DATA IN THIS EXERCISE:
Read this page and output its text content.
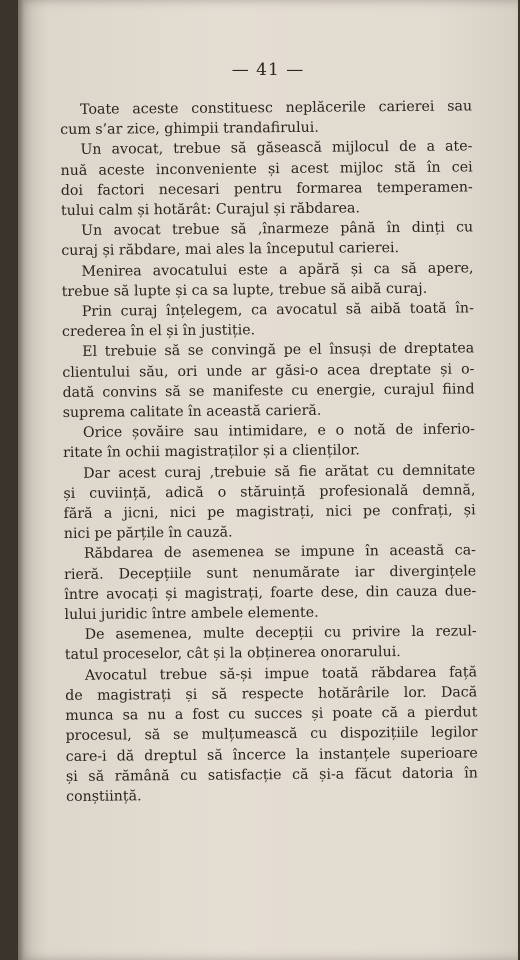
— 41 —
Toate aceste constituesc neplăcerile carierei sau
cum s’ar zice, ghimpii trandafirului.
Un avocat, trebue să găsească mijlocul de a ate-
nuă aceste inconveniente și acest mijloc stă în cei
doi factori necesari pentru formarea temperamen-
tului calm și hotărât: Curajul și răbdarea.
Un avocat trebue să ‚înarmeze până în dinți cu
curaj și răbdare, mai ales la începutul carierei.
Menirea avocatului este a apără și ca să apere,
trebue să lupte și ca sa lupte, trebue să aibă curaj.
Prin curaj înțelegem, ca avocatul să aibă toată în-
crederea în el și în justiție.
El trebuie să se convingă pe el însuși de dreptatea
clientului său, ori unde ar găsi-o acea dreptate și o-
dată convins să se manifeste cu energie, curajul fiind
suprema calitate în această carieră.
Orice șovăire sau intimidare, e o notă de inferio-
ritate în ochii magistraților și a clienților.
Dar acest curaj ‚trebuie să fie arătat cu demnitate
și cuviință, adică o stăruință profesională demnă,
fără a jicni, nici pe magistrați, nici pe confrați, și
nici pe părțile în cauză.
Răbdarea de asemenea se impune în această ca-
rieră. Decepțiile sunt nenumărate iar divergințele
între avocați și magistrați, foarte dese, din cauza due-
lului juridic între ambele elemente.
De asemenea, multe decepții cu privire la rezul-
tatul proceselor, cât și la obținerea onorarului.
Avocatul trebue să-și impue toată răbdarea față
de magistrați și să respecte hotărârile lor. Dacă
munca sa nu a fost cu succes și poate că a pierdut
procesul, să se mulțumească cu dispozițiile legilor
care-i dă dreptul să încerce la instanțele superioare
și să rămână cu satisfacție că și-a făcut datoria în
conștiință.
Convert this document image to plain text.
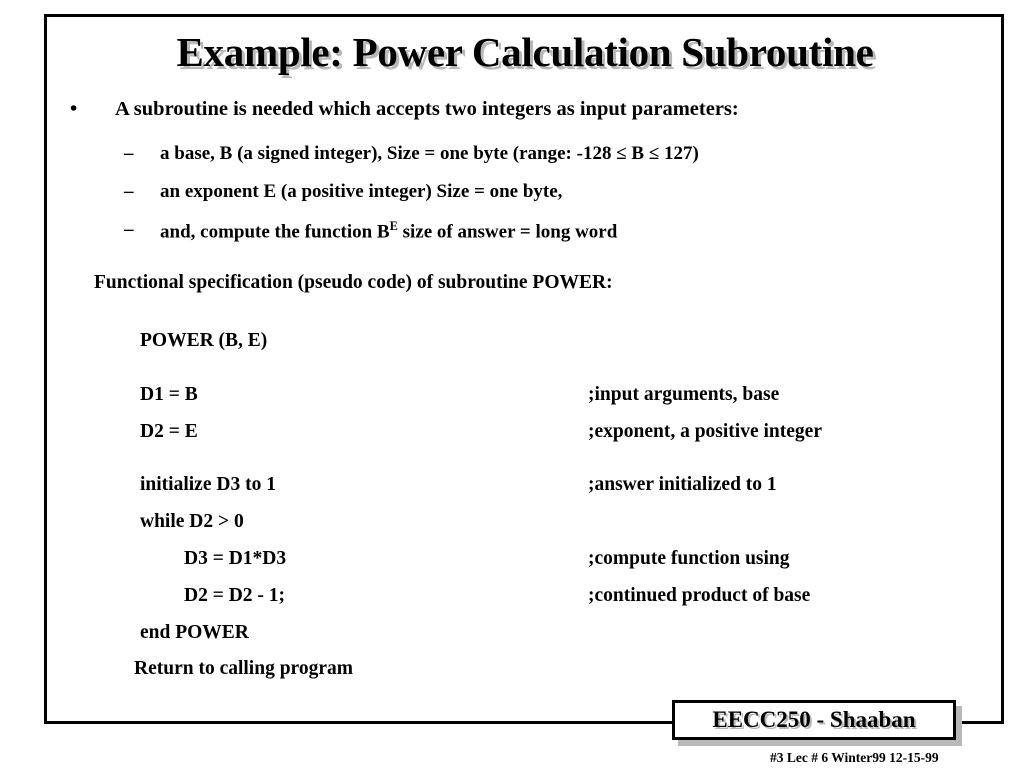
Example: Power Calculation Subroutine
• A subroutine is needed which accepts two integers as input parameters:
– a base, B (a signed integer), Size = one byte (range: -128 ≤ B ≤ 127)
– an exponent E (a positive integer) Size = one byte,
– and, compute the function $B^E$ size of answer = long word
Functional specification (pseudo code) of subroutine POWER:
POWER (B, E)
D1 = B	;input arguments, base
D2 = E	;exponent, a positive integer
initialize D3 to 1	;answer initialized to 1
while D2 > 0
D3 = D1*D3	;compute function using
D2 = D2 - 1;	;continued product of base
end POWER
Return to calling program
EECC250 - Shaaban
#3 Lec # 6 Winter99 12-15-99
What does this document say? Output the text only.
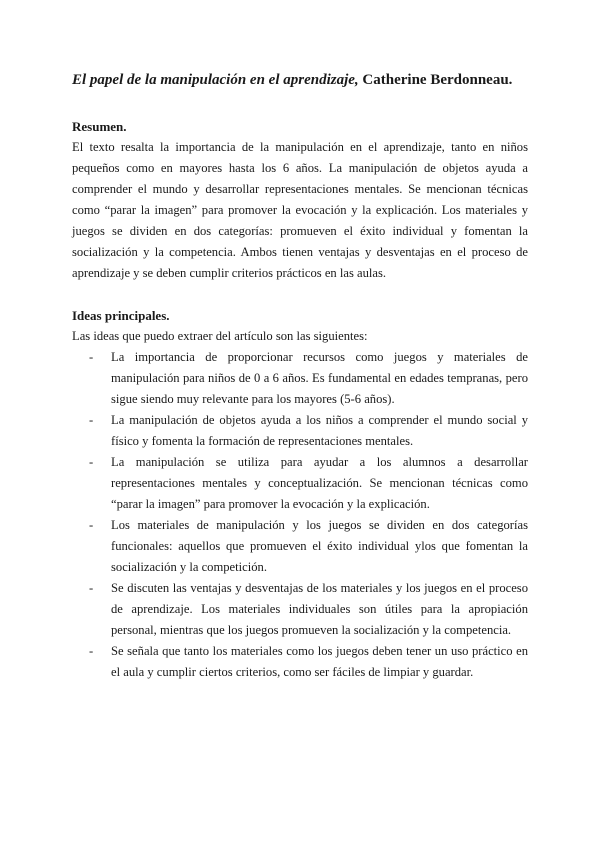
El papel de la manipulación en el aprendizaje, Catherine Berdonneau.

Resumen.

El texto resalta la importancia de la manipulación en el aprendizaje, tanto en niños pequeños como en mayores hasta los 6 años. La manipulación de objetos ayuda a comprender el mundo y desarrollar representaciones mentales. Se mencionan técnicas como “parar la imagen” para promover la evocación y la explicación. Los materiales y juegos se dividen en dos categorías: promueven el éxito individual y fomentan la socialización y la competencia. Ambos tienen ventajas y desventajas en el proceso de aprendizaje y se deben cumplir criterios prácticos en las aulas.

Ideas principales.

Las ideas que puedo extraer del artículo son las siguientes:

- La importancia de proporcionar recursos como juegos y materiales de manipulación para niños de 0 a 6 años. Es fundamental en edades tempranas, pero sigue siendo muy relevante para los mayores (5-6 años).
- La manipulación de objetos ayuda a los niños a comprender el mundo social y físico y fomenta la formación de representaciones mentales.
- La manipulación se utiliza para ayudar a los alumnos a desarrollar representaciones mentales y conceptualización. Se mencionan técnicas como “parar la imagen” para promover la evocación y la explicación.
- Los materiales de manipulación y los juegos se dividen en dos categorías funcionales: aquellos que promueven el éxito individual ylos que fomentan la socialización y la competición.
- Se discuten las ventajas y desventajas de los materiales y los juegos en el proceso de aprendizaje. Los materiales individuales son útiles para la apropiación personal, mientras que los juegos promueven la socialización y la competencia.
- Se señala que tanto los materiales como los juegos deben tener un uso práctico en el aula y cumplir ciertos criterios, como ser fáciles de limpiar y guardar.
--
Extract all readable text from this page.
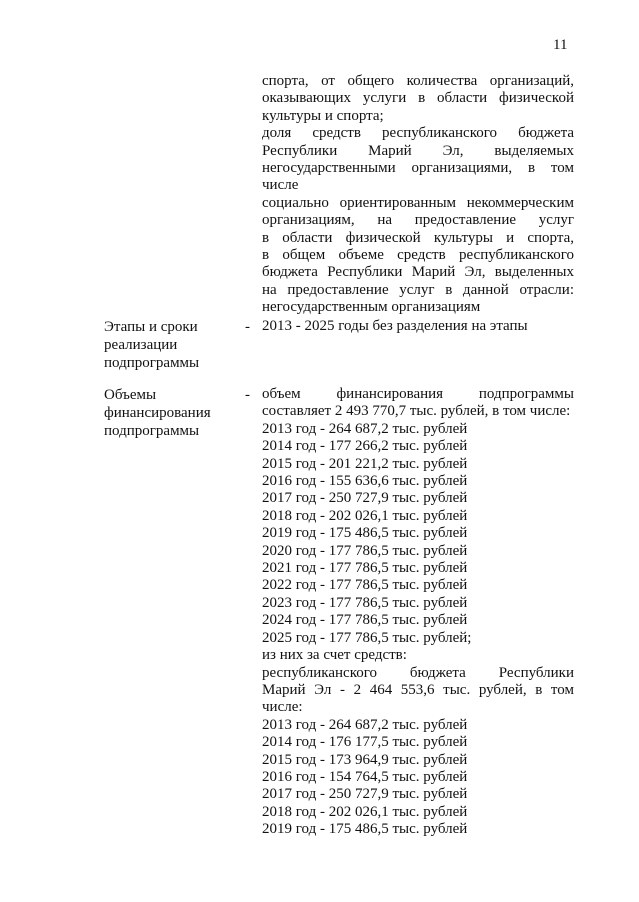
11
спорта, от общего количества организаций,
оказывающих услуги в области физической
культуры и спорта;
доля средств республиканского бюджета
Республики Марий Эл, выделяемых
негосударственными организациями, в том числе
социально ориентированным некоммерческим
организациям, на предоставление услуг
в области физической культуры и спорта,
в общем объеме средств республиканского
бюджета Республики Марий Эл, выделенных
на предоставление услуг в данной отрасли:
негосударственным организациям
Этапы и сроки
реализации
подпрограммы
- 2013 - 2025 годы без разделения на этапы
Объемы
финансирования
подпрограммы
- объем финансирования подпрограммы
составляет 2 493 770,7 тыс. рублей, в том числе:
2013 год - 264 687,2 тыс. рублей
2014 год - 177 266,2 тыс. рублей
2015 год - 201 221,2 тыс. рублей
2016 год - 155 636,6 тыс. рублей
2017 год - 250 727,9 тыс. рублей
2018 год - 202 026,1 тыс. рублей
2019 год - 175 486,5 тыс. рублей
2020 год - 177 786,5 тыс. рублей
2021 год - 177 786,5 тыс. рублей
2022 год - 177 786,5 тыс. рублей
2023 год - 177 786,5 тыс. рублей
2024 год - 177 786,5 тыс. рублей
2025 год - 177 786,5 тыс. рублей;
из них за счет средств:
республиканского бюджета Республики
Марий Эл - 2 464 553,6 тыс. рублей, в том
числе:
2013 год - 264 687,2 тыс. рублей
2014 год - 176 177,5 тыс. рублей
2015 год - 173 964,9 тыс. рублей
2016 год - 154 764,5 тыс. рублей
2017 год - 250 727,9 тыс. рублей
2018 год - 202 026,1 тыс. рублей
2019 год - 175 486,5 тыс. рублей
* * *
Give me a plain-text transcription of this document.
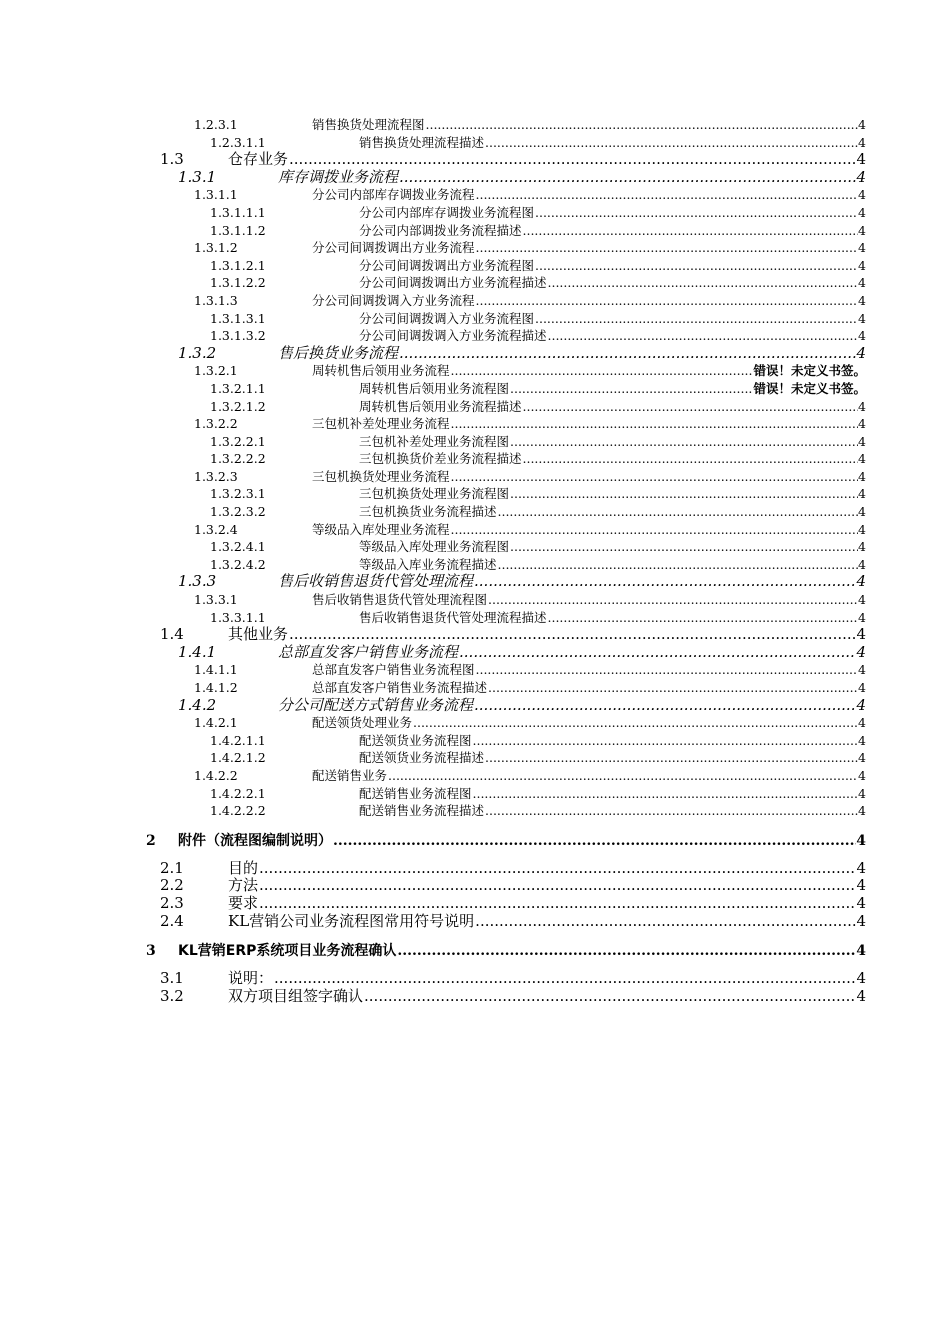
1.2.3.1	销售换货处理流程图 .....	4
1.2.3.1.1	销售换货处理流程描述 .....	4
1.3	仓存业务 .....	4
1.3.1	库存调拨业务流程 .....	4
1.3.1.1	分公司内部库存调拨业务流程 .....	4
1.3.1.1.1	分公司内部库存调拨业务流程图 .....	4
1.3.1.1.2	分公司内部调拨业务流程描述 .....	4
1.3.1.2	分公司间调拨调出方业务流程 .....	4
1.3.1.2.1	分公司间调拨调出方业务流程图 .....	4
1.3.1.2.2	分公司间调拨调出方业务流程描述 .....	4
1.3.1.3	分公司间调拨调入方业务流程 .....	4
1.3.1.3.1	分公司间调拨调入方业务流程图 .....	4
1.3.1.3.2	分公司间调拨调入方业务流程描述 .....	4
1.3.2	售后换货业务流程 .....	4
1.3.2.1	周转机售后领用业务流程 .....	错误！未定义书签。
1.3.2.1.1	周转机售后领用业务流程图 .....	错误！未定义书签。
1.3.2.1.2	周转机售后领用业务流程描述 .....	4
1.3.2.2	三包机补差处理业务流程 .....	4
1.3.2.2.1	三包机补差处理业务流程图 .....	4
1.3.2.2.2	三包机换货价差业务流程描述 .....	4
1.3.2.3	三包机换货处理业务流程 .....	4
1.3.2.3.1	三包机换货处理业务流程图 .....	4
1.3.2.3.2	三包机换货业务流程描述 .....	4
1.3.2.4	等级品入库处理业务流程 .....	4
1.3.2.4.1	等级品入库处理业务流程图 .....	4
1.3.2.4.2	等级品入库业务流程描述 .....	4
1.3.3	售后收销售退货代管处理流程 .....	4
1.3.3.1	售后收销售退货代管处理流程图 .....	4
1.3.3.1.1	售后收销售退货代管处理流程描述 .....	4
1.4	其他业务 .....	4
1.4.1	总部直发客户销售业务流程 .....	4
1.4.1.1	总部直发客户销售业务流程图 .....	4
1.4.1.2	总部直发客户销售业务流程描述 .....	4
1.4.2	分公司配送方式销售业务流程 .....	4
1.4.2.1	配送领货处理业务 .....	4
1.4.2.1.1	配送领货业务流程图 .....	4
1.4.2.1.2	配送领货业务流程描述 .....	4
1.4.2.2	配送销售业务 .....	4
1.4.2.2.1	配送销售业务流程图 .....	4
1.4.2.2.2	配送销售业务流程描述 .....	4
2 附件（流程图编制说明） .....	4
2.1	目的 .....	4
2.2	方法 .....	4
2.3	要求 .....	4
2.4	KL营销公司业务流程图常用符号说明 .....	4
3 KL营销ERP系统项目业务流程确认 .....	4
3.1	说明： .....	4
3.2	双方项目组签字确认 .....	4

OBJECTIVE:
Tally up the lines in the records containing the word "promueven", then give the count and nothing else.

FINAL ANSWER:
3